- What to do
Return the lines below that carry the word "title".

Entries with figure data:
■ ■ ■ ■ ■ ■ ■
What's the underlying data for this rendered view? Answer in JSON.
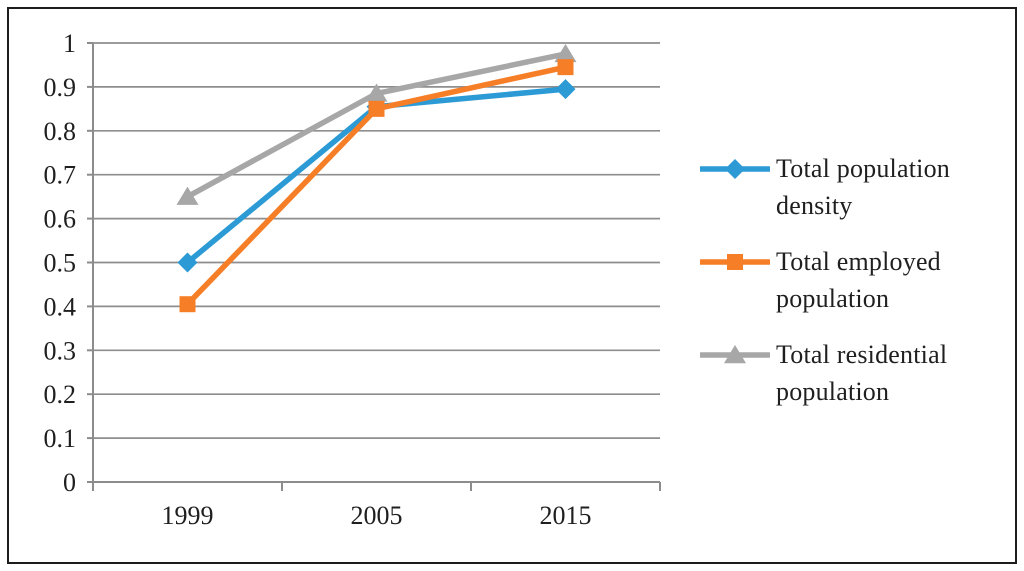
{
  "figure": {
    "background": "#ffffff",
    "border_color": "#1c1c1c"
  },
  "chart_data": {
    "type": "line",
    "title": "",
    "xlabel": "",
    "ylabel": "",
    "categories": [
      "1999",
      "2005",
      "2015"
    ],
    "series": [
      {
        "name": "Total population density",
        "marker": "diamond",
        "color": "#2b9ad5",
        "values": [
          0.5,
          0.855,
          0.895
        ]
      },
      {
        "name": "Total employed population",
        "marker": "square",
        "color": "#f57e27",
        "values": [
          0.405,
          0.85,
          0.945
        ]
      },
      {
        "name": "Total residential population",
        "marker": "triangle",
        "color": "#a7a7a7",
        "values": [
          0.65,
          0.885,
          0.975
        ]
      }
    ],
    "draw_order": [
      0,
      2,
      1
    ],
    "ylim": [
      0,
      1
    ],
    "ytick_step": 0.1,
    "ytick_labels": [
      "0",
      "0.1",
      "0.2",
      "0.3",
      "0.4",
      "0.5",
      "0.6",
      "0.7",
      "0.8",
      "0.9",
      "1"
    ],
    "grid": true,
    "grid_color": "#8e8e8e",
    "axis_color": "#8c8c8c",
    "text_color": "#1f1f1f",
    "legend_position": "right"
  }
}
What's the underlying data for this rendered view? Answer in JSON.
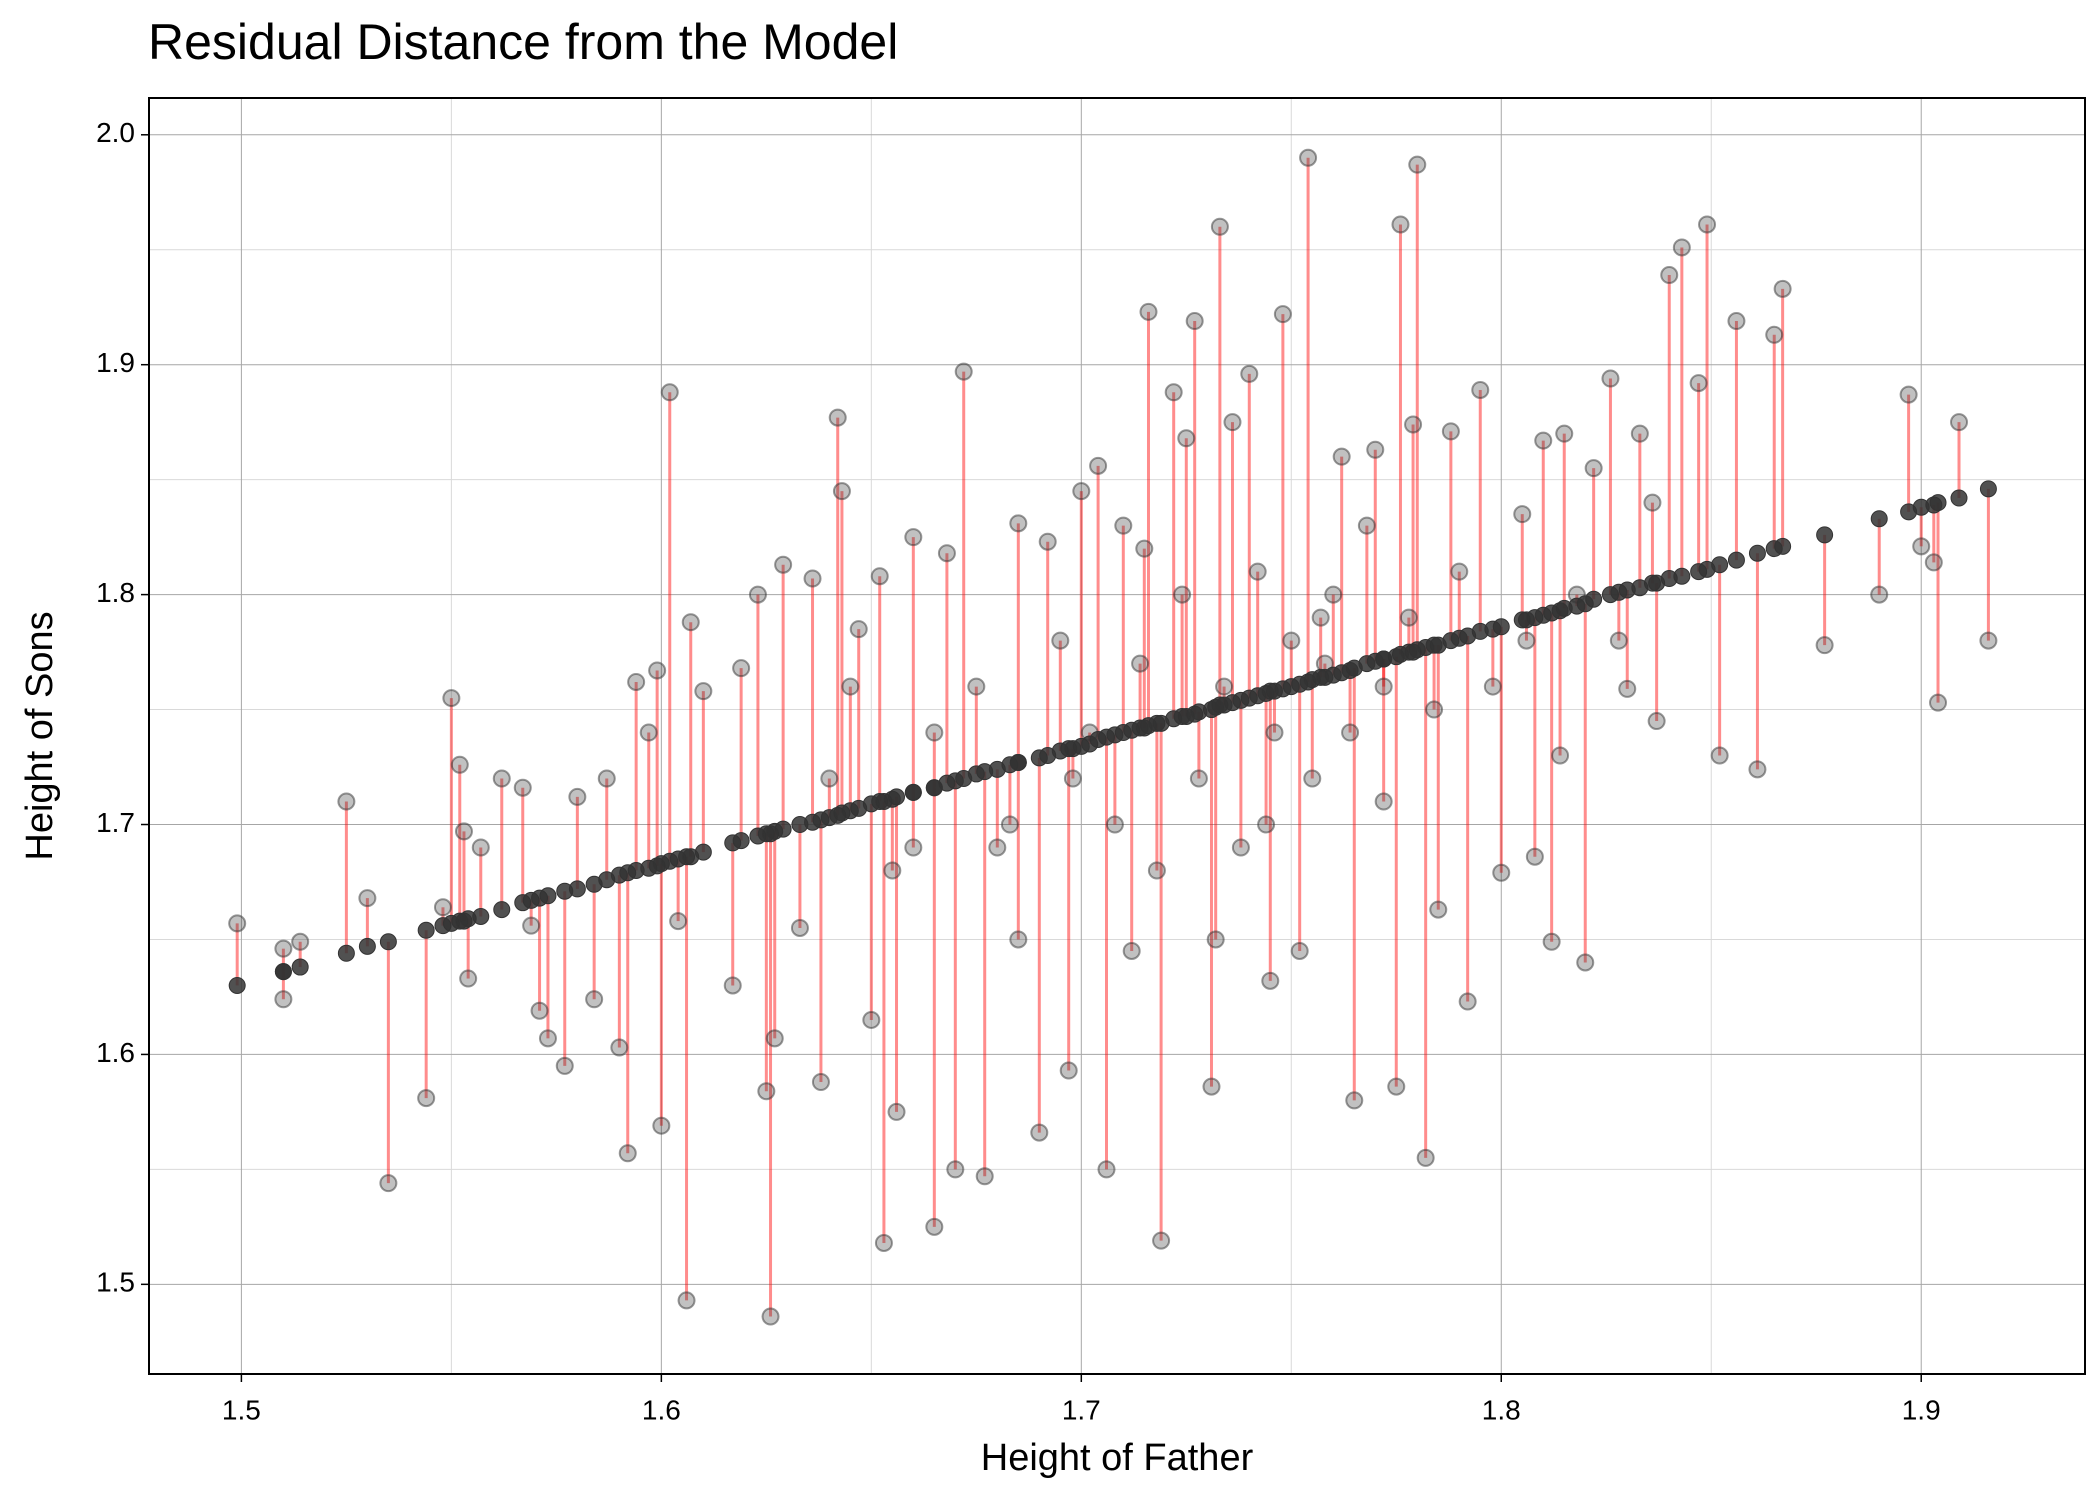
{
  "chart_data": {
    "type": "scatter",
    "title": "Residual Distance from the Model",
    "x_label": "Height of Father",
    "y_label": "Height of Sons",
    "xlim": [
      1.478,
      1.939
    ],
    "ylim": [
      1.461,
      2.016
    ],
    "xticks": [
      1.5,
      1.6,
      1.7,
      1.8,
      1.9
    ],
    "yticks": [
      1.5,
      1.6,
      1.7,
      1.8,
      1.9,
      {
        "value": 2,
        "label": "2.0"
      }
    ],
    "xminor": [
      1.55,
      1.65,
      1.75,
      1.85
    ],
    "yminor": [
      1.55,
      1.65,
      1.75,
      1.85,
      1.95
    ],
    "grid": true,
    "point_color": "#333333",
    "residual_color": "#ff0000",
    "x": [
      1.499,
      1.51,
      1.51,
      1.514,
      1.525,
      1.53,
      1.535,
      1.544,
      1.548,
      1.55,
      1.552,
      1.553,
      1.554,
      1.557,
      1.562,
      1.567,
      1.569,
      1.571,
      1.573,
      1.577,
      1.58,
      1.584,
      1.587,
      1.59,
      1.592,
      1.594,
      1.597,
      1.599,
      1.6,
      1.602,
      1.604,
      1.606,
      1.607,
      1.61,
      1.617,
      1.619,
      1.623,
      1.625,
      1.626,
      1.627,
      1.629,
      1.633,
      1.636,
      1.638,
      1.642,
      1.643,
      1.647,
      1.65,
      1.652,
      1.653,
      1.656,
      1.66,
      1.665,
      1.668,
      1.67,
      1.672,
      1.677,
      1.68,
      1.685,
      1.69,
      1.692,
      1.697,
      1.7,
      1.704,
      1.706,
      1.71,
      1.712,
      1.716,
      1.719,
      1.722,
      1.725,
      1.727,
      1.731,
      1.733,
      1.736,
      1.74,
      1.745,
      1.748,
      1.752,
      1.754,
      1.757,
      1.762,
      1.765,
      1.77,
      1.775,
      1.776,
      1.779,
      1.78,
      1.782,
      1.785,
      1.788,
      1.792,
      1.795,
      1.8,
      1.805,
      1.808,
      1.81,
      1.812,
      1.815,
      1.82,
      1.822,
      1.826,
      1.83,
      1.833,
      1.837,
      1.84,
      1.843,
      1.847,
      1.849,
      1.852,
      1.856,
      1.861,
      1.865,
      1.867,
      1.877,
      1.89,
      1.897,
      1.9,
      1.903,
      1.904,
      1.909,
      1.916,
      1.64,
      1.66,
      1.675,
      1.683,
      1.695,
      1.702,
      1.708,
      1.714,
      1.718,
      1.724,
      1.728,
      1.734,
      1.738,
      1.742,
      1.746,
      1.75,
      1.755,
      1.76,
      1.764,
      1.768,
      1.772,
      1.778,
      1.784,
      1.79,
      1.798,
      1.806,
      1.814,
      1.818,
      1.828,
      1.836,
      1.645,
      1.655,
      1.665,
      1.685,
      1.698,
      1.715,
      1.732,
      1.744,
      1.758,
      1.772
    ],
    "y": [
      1.657,
      1.646,
      1.624,
      1.649,
      1.71,
      1.668,
      1.544,
      1.581,
      1.664,
      1.755,
      1.726,
      1.697,
      1.633,
      1.69,
      1.72,
      1.716,
      1.656,
      1.619,
      1.607,
      1.595,
      1.712,
      1.624,
      1.72,
      1.603,
      1.557,
      1.762,
      1.74,
      1.767,
      1.569,
      1.888,
      1.658,
      1.493,
      1.788,
      1.758,
      1.63,
      1.768,
      1.8,
      1.584,
      1.486,
      1.607,
      1.813,
      1.655,
      1.807,
      1.588,
      1.877,
      1.845,
      1.785,
      1.615,
      1.808,
      1.518,
      1.575,
      1.825,
      1.525,
      1.818,
      1.55,
      1.897,
      1.547,
      1.69,
      1.831,
      1.566,
      1.823,
      1.593,
      1.845,
      1.856,
      1.55,
      1.83,
      1.645,
      1.923,
      1.519,
      1.888,
      1.868,
      1.919,
      1.586,
      1.96,
      1.875,
      1.896,
      1.632,
      1.922,
      1.645,
      1.99,
      1.79,
      1.86,
      1.58,
      1.863,
      1.586,
      1.961,
      1.874,
      1.987,
      1.555,
      1.663,
      1.871,
      1.623,
      1.889,
      1.679,
      1.835,
      1.686,
      1.867,
      1.649,
      1.87,
      1.64,
      1.855,
      1.894,
      1.759,
      1.87,
      1.745,
      1.939,
      1.951,
      1.892,
      1.961,
      1.73,
      1.919,
      1.724,
      1.913,
      1.933,
      1.778,
      1.8,
      1.887,
      1.821,
      1.814,
      1.753,
      1.875,
      1.78,
      1.72,
      1.69,
      1.76,
      1.7,
      1.78,
      1.74,
      1.7,
      1.77,
      1.68,
      1.8,
      1.72,
      1.76,
      1.69,
      1.81,
      1.74,
      1.78,
      1.72,
      1.8,
      1.74,
      1.83,
      1.71,
      1.79,
      1.75,
      1.81,
      1.76,
      1.78,
      1.73,
      1.8,
      1.78,
      1.84,
      1.76,
      1.68,
      1.74,
      1.65,
      1.72,
      1.82,
      1.65,
      1.7,
      1.77,
      1.76
    ],
    "fitted": [
      1.63,
      1.636,
      1.636,
      1.638,
      1.644,
      1.647,
      1.649,
      1.654,
      1.656,
      1.657,
      1.658,
      1.658,
      1.659,
      1.66,
      1.663,
      1.666,
      1.667,
      1.668,
      1.669,
      1.671,
      1.672,
      1.674,
      1.676,
      1.678,
      1.679,
      1.68,
      1.681,
      1.682,
      1.683,
      1.684,
      1.685,
      1.686,
      1.686,
      1.688,
      1.692,
      1.693,
      1.695,
      1.696,
      1.696,
      1.697,
      1.698,
      1.7,
      1.701,
      1.702,
      1.704,
      1.705,
      1.707,
      1.709,
      1.71,
      1.71,
      1.712,
      1.714,
      1.716,
      1.718,
      1.719,
      1.72,
      1.723,
      1.724,
      1.727,
      1.729,
      1.73,
      1.733,
      1.734,
      1.737,
      1.738,
      1.74,
      1.741,
      1.743,
      1.744,
      1.746,
      1.747,
      1.748,
      1.75,
      1.752,
      1.753,
      1.755,
      1.758,
      1.759,
      1.761,
      1.762,
      1.764,
      1.766,
      1.768,
      1.771,
      1.773,
      1.774,
      1.775,
      1.776,
      1.777,
      1.778,
      1.78,
      1.782,
      1.784,
      1.786,
      1.789,
      1.79,
      1.791,
      1.792,
      1.794,
      1.796,
      1.798,
      1.8,
      1.802,
      1.803,
      1.805,
      1.807,
      1.808,
      1.81,
      1.811,
      1.813,
      1.815,
      1.818,
      1.82,
      1.821,
      1.826,
      1.833,
      1.836,
      1.838,
      1.839,
      1.84,
      1.842,
      1.846,
      1.703,
      1.714,
      1.722,
      1.726,
      1.732,
      1.735,
      1.739,
      1.742,
      1.744,
      1.747,
      1.749,
      1.752,
      1.754,
      1.756,
      1.758,
      1.76,
      1.763,
      1.765,
      1.767,
      1.77,
      1.772,
      1.775,
      1.778,
      1.781,
      1.785,
      1.789,
      1.793,
      1.795,
      1.801,
      1.805,
      1.706,
      1.711,
      1.716,
      1.727,
      1.733,
      1.742,
      1.751,
      1.757,
      1.764,
      1.772
    ]
  }
}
■ ■ ■ ■ ■ ■ ■
- Answer for this exercise
    "title": "",
    "title": "Residual Distance from the Model",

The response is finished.